• **Aim of the task**:
Find every line in the records below that holds the word "книгу", and copy each one.

--------------------------------

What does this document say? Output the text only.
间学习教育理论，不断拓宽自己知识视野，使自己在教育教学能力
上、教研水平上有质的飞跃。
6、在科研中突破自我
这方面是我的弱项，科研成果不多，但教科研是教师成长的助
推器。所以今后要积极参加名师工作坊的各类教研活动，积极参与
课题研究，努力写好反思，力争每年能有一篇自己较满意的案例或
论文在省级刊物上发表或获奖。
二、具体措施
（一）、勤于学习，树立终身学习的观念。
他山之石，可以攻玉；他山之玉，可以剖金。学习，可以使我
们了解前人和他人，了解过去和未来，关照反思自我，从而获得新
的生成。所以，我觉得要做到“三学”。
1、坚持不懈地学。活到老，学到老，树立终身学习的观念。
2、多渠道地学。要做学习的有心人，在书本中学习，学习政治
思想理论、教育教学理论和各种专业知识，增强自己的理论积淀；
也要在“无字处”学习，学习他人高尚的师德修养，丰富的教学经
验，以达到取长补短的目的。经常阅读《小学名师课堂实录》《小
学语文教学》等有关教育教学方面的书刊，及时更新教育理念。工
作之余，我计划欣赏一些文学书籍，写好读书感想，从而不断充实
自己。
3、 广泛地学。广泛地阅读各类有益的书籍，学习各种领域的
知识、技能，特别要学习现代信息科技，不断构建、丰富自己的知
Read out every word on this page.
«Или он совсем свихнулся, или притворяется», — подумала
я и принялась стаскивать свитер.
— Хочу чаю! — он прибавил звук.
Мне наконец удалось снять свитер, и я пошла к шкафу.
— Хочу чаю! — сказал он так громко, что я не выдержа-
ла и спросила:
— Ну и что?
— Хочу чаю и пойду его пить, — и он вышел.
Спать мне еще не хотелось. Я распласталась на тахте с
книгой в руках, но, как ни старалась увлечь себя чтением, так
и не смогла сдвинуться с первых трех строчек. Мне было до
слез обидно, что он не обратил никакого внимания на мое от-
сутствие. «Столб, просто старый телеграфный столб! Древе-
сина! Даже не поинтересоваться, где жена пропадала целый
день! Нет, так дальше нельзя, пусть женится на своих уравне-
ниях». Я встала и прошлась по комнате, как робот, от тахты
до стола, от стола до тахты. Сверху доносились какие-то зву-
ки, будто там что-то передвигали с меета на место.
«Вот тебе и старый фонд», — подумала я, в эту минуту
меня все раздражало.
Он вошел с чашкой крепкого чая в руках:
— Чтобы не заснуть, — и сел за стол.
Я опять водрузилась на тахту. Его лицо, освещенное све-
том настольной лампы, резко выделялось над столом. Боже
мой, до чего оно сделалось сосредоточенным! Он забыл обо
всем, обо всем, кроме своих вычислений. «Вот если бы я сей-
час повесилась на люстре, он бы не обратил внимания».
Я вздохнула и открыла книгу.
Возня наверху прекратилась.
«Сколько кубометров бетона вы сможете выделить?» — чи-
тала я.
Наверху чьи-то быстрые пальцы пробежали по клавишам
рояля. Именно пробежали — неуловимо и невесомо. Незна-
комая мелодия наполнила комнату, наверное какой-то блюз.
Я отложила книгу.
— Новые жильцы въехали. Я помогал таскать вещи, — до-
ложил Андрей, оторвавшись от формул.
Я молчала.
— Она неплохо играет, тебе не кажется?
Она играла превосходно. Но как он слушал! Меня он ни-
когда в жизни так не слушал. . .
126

--------------------------------

• **Finished answer**:
Я вздохнула и открыла книгу.
Я отложила книгу.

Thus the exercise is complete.